A block of data:
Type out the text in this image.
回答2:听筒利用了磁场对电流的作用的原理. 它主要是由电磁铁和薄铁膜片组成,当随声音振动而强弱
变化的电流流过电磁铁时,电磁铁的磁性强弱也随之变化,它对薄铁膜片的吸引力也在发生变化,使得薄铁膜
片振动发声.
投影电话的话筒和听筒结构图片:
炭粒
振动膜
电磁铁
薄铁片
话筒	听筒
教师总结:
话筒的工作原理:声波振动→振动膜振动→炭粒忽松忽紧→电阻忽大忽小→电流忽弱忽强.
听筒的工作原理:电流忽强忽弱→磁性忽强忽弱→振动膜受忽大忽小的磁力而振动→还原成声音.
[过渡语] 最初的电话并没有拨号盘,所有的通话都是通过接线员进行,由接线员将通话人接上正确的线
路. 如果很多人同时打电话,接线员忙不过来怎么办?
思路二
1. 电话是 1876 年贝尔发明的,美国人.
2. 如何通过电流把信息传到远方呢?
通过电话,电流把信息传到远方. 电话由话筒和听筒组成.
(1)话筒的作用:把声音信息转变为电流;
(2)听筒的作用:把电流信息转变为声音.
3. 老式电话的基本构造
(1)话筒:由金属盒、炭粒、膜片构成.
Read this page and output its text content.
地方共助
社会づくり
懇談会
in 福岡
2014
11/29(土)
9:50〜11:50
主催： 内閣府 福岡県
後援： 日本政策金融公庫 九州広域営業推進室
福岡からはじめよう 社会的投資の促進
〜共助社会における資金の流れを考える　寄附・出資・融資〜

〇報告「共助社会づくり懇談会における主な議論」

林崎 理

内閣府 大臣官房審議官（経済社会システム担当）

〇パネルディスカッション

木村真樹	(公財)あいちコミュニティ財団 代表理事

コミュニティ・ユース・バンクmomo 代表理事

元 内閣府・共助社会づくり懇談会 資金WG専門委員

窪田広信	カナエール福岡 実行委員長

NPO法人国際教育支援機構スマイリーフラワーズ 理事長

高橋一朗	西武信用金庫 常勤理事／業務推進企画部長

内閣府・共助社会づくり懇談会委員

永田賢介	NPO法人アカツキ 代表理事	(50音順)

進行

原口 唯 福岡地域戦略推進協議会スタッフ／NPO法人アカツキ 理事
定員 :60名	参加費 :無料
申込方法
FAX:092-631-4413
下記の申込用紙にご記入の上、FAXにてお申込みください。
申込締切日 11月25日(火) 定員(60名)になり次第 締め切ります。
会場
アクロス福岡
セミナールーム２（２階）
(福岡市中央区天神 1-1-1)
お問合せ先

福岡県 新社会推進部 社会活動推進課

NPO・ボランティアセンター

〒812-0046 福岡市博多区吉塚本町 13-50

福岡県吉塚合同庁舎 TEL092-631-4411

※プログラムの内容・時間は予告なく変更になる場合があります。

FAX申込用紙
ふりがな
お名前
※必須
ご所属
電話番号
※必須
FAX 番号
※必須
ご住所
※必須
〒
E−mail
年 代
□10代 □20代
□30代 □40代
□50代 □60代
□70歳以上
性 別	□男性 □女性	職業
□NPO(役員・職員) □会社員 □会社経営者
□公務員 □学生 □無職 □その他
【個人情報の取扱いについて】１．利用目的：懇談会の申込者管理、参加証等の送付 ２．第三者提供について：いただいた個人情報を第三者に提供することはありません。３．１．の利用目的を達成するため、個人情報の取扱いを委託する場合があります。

TASK INSTRUCTIONS: Output the entries verbatim.

RESPONSE:
Type out the text in this image.
回答2:听筒利用了磁场对电流的作用的原理. 它主要是由电磁铁和薄铁膜片组成,当随声音振动而强弱
变化的电流流过电磁铁时,电磁铁的磁性强弱也随之变化,它对薄铁膜片的吸引力也在发生变化,使得薄铁膜
片振动发声.
投影电话的话筒和听筒结构图片:
炭粒
振动膜
电磁铁
薄铁片
话筒	听筒
教师总结:
话筒的工作原理:声波振动→振动膜振动→炭粒忽松忽紧→电阻忽大忽小→电流忽弱忽强.
听筒的工作原理:电流忽强忽弱→磁性忽强忽弱→振动膜受忽大忽小的磁力而振动→还原成声音.
[过渡语] 最初的电话并没有拨号盘,所有的通话都是通过接线员进行,由接线员将通话人接上正确的线
路. 如果很多人同时打电话,接线员忙不过来怎么办?
思路二
1. 电话是 1876 年贝尔发明的,美国人.
2. 如何通过电流把信息传到远方呢?
通过电话,电流把信息传到远方. 电话由话筒和听筒组成.
(1)话筒的作用:把声音信息转变为电流;
(2)听筒的作用:把电流信息转变为声音.
3. 老式电话的基本构造
(1)话筒:由金属盒、炭粒、膜片构成.
Read this page and output its text content.
地方共助
社会づくり
懇談会
in 福岡
2014
11/29(土)
9:50〜11:50
主催： 内閣府 福岡県
後援： 日本政策金融公庫 九州広域営業推進室
福岡からはじめよう 社会的投資の促進
〜共助社会における資金の流れを考える　寄附・出資・融資〜

〇報告「共助社会づくり懇談会における主な議論」

林崎 理

内閣府 大臣官房審議官（経済社会システム担当）

〇パネルディスカッション

木村真樹	(公財)あいちコミュニティ財団 代表理事

コミュニティ・ユース・バンクmomo 代表理事

元 内閣府・共助社会づくり懇談会 資金WG専門委員

窪田広信	カナエール福岡 実行委員長

NPO法人国際教育支援機構スマイリーフラワーズ 理事長

高橋一朗	西武信用金庫 常勤理事／業務推進企画部長

内閣府・共助社会づくり懇談会委員

永田賢介	NPO法人アカツキ 代表理事	(50音順)

進行

原口 唯 福岡地域戦略推進協議会スタッフ／NPO法人アカツキ 理事
定員 :60名	参加費 :無料
申込方法
FAX:092-631-4413
下記の申込用紙にご記入の上、FAXにてお申込みください。
申込締切日 11月25日(火) 定員(60名)になり次第 締め切ります。
会場
アクロス福岡
セミナールーム２（２階）
(福岡市中央区天神 1-1-1)
お問合せ先

福岡県 新社会推進部 社会活動推進課

NPO・ボランティアセンター

〒812-0046 福岡市博多区吉塚本町 13-50

福岡県吉塚合同庁舎 TEL092-631-4411

※プログラムの内容・時間は予告なく変更になる場合があります。

FAX申込用紙
ふりがな
お名前
※必須
ご所属
電話番号
※必須
FAX 番号
※必須
ご住所
※必須
〒
E−mail
年 代
□10代 □20代
□30代 □40代
□50代 □60代
□70歳以上
性 別	□男性 □女性	職業
□NPO(役員・職員) □会社員 □会社経営者
□公務員 □学生 □無職 □その他
【個人情報の取扱いについて】１．利用目的：懇談会の申込者管理、参加証等の送付 ２．第三者提供について：いただいた個人情報を第三者に提供することはありません。３．１．の利用目的を達成するため、個人情報の取扱いを委託する場合があります。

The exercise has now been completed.